Data records:

┄┄┄┄┄┄

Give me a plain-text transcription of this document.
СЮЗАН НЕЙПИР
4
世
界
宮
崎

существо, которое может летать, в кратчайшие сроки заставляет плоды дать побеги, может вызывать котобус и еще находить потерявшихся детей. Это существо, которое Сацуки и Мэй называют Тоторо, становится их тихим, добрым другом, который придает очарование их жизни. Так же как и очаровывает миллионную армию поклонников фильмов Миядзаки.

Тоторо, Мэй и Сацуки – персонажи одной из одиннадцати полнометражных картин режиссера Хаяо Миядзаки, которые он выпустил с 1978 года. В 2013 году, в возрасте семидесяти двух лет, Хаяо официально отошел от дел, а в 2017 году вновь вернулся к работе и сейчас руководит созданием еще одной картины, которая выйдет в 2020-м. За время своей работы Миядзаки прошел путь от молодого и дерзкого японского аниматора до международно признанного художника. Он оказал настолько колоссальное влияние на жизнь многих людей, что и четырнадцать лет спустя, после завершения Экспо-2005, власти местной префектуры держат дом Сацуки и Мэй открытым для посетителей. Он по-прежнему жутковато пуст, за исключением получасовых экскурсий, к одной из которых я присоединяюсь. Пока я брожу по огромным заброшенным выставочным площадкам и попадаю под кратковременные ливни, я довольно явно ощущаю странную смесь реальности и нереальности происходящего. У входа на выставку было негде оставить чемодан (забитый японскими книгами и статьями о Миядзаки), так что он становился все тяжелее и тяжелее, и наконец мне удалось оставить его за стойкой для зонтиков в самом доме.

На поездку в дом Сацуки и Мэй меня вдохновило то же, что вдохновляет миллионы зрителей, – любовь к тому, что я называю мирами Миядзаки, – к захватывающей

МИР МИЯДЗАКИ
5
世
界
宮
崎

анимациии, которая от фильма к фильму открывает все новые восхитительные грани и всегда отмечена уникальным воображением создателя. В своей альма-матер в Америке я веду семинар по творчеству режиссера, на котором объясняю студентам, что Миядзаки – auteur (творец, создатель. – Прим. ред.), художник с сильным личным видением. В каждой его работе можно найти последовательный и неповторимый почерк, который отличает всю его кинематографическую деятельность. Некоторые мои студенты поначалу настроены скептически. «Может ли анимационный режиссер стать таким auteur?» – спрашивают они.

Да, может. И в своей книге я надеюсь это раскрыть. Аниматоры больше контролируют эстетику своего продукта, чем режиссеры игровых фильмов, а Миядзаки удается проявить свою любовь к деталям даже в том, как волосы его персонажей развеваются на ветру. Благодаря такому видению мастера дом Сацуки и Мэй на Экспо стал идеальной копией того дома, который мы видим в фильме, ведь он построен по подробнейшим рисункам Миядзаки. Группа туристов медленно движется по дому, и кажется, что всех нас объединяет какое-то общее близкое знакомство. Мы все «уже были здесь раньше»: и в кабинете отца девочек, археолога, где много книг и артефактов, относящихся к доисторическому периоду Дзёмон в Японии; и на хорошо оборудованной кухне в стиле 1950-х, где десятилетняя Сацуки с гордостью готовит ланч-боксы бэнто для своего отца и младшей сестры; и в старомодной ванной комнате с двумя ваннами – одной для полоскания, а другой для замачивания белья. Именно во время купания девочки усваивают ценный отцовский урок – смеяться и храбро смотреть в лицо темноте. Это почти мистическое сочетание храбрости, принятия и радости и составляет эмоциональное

┄┄┄┄┄┄

Aim. Return the entries above exactly as they appear.

Solved problem.
Give me a plain-text transcription of this document.
СЮЗАН НЕЙПИР
4
世
界
宮
崎

существо, которое может летать, в кратчайшие сроки заставляет плоды дать побеги, может вызывать котобус и еще находить потерявшихся детей. Это существо, которое Сацуки и Мэй называют Тоторо, становится их тихим, добрым другом, который придает очарование их жизни. Так же как и очаровывает миллионную армию поклонников фильмов Миядзаки.

Тоторо, Мэй и Сацуки – персонажи одной из одиннадцати полнометражных картин режиссера Хаяо Миядзаки, которые он выпустил с 1978 года. В 2013 году, в возрасте семидесяти двух лет, Хаяо официально отошел от дел, а в 2017 году вновь вернулся к работе и сейчас руководит созданием еще одной картины, которая выйдет в 2020-м. За время своей работы Миядзаки прошел путь от молодого и дерзкого японского аниматора до международно признанного художника. Он оказал настолько колоссальное влияние на жизнь многих людей, что и четырнадцать лет спустя, после завершения Экспо-2005, власти местной префектуры держат дом Сацуки и Мэй открытым для посетителей. Он по-прежнему жутковато пуст, за исключением получасовых экскурсий, к одной из которых я присоединяюсь. Пока я брожу по огромным заброшенным выставочным площадкам и попадаю под кратковременные ливни, я довольно явно ощущаю странную смесь реальности и нереальности происходящего. У входа на выставку было негде оставить чемодан (забитый японскими книгами и статьями о Миядзаки), так что он становился все тяжелее и тяжелее, и наконец мне удалось оставить его за стойкой для зонтиков в самом доме.

На поездку в дом Сацуки и Мэй меня вдохновило то же, что вдохновляет миллионы зрителей, – любовь к тому, что я называю мирами Миядзаки, – к захватывающей

МИР МИЯДЗАКИ
5
世
界
宮
崎

анимациии, которая от фильма к фильму открывает все новые восхитительные грани и всегда отмечена уникальным воображением создателя. В своей альма-матер в Америке я веду семинар по творчеству режиссера, на котором объясняю студентам, что Миядзаки – auteur (творец, создатель. – Прим. ред.), художник с сильным личным видением. В каждой его работе можно найти последовательный и неповторимый почерк, который отличает всю его кинематографическую деятельность. Некоторые мои студенты поначалу настроены скептически. «Может ли анимационный режиссер стать таким auteur?» – спрашивают они.

Да, может. И в своей книге я надеюсь это раскрыть. Аниматоры больше контролируют эстетику своего продукта, чем режиссеры игровых фильмов, а Миядзаки удается проявить свою любовь к деталям даже в том, как волосы его персонажей развеваются на ветру. Благодаря такому видению мастера дом Сацуки и Мэй на Экспо стал идеальной копией того дома, который мы видим в фильме, ведь он построен по подробнейшим рисункам Миядзаки. Группа туристов медленно движется по дому, и кажется, что всех нас объединяет какое-то общее близкое знакомство. Мы все «уже были здесь раньше»: и в кабинете отца девочек, археолога, где много книг и артефактов, относящихся к доисторическому периоду Дзёмон в Японии; и на хорошо оборудованной кухне в стиле 1950-х, где десятилетняя Сацуки с гордостью готовит ланч-боксы бэнто для своего отца и младшей сестры; и в старомодной ванной комнате с двумя ваннами – одной для полоскания, а другой для замачивания белья. Именно во время купания девочки усваивают ценный отцовский урок – смеяться и храбро смотреть в лицо темноте. Это почти мистическое сочетание храбрости, принятия и радости и составляет эмоциональное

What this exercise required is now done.